>> Start Stored records

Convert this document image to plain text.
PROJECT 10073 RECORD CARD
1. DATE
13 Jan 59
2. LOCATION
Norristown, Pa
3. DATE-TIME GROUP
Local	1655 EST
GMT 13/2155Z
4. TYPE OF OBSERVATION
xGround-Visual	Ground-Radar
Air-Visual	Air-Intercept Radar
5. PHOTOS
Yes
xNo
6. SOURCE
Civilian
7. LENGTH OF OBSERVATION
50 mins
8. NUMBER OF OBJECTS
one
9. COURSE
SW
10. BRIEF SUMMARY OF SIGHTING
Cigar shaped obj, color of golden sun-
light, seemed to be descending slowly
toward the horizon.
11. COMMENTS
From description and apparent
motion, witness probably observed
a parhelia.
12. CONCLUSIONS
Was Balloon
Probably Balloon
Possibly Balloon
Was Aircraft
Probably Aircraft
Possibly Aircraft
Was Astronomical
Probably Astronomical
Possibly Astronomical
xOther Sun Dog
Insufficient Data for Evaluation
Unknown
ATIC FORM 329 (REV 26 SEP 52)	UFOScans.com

>> End Stored records

**Problem statement**
Print the material once more, exactly.

**Result of the task**
Convert this document image to plain text.
PROJECT 10073 RECORD CARD
1. DATE
13 Jan 59
2. LOCATION
Norristown, Pa
3. DATE-TIME GROUP
Local	1655 EST
GMT 13/2155Z
4. TYPE OF OBSERVATION
xGround-Visual	Ground-Radar
Air-Visual	Air-Intercept Radar
5. PHOTOS
Yes
xNo
6. SOURCE
Civilian
7. LENGTH OF OBSERVATION
50 mins
8. NUMBER OF OBJECTS
one
9. COURSE
SW
10. BRIEF SUMMARY OF SIGHTING
Cigar shaped obj, color of golden sun-
light, seemed to be descending slowly
toward the horizon.
11. COMMENTS
From description and apparent
motion, witness probably observed
a parhelia.
12. CONCLUSIONS
Was Balloon
Probably Balloon
Possibly Balloon
Was Aircraft
Probably Aircraft
Possibly Aircraft
Was Astronomical
Probably Astronomical
Possibly Astronomical
xOther Sun Dog
Insufficient Data for Evaluation
Unknown
ATIC FORM 329 (REV 26 SEP 52)	UFOScans.com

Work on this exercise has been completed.